* [THE EXERCISE]:
Determine the number of lines that have the string "sectors" in them, and give only that number.

* [DATA EXTRACT]:
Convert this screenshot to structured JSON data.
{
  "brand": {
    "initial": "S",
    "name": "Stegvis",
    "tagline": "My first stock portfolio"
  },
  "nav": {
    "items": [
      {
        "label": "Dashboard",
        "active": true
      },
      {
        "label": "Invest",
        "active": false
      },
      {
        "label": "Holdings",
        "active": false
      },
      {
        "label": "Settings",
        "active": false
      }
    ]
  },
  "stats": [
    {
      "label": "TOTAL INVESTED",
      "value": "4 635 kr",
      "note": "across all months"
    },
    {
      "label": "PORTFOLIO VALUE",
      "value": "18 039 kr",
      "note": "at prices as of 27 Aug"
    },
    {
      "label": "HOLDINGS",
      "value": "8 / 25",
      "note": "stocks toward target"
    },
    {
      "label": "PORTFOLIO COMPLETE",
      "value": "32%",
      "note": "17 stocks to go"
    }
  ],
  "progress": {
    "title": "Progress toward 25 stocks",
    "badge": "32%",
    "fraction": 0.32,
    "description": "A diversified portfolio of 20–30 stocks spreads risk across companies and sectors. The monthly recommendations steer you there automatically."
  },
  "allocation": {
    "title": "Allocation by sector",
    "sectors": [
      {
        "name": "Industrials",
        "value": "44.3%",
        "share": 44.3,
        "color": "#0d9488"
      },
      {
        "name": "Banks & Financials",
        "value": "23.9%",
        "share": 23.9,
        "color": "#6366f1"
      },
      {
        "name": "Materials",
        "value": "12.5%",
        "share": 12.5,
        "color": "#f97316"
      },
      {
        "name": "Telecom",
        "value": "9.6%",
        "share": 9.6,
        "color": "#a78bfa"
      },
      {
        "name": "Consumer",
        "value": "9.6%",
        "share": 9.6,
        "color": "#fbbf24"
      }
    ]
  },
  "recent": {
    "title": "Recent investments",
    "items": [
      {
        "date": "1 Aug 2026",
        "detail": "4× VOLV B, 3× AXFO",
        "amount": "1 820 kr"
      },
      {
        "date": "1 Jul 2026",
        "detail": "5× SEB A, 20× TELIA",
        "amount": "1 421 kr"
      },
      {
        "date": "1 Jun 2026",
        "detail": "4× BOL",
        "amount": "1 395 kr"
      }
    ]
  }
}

---

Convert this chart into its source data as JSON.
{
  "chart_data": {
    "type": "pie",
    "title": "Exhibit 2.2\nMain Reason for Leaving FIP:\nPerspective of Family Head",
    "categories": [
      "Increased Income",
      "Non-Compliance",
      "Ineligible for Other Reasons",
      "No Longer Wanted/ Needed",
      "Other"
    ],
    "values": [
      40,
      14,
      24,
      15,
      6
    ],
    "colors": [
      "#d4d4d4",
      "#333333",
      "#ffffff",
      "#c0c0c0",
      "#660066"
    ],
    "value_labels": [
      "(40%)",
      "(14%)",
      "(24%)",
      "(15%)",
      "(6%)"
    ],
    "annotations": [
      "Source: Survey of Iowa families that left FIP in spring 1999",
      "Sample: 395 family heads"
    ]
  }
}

--

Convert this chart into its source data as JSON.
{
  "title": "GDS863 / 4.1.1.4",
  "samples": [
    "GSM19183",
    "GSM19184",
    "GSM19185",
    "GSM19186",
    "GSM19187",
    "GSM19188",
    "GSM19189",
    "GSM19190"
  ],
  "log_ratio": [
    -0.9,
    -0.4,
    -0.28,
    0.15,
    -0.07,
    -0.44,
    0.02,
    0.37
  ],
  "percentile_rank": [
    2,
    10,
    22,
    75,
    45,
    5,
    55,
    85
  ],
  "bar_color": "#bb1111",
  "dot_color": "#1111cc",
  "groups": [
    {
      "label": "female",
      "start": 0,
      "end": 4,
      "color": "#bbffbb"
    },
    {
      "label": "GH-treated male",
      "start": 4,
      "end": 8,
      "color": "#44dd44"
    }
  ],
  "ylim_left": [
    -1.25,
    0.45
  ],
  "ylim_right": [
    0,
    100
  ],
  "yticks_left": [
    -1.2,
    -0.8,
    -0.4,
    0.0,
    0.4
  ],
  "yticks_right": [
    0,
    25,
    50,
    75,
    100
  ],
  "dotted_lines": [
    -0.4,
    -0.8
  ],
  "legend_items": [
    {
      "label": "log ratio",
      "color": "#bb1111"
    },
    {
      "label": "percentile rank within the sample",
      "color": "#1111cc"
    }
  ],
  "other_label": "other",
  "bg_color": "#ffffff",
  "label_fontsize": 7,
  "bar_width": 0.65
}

* [SOLVED EXERCISE]:
2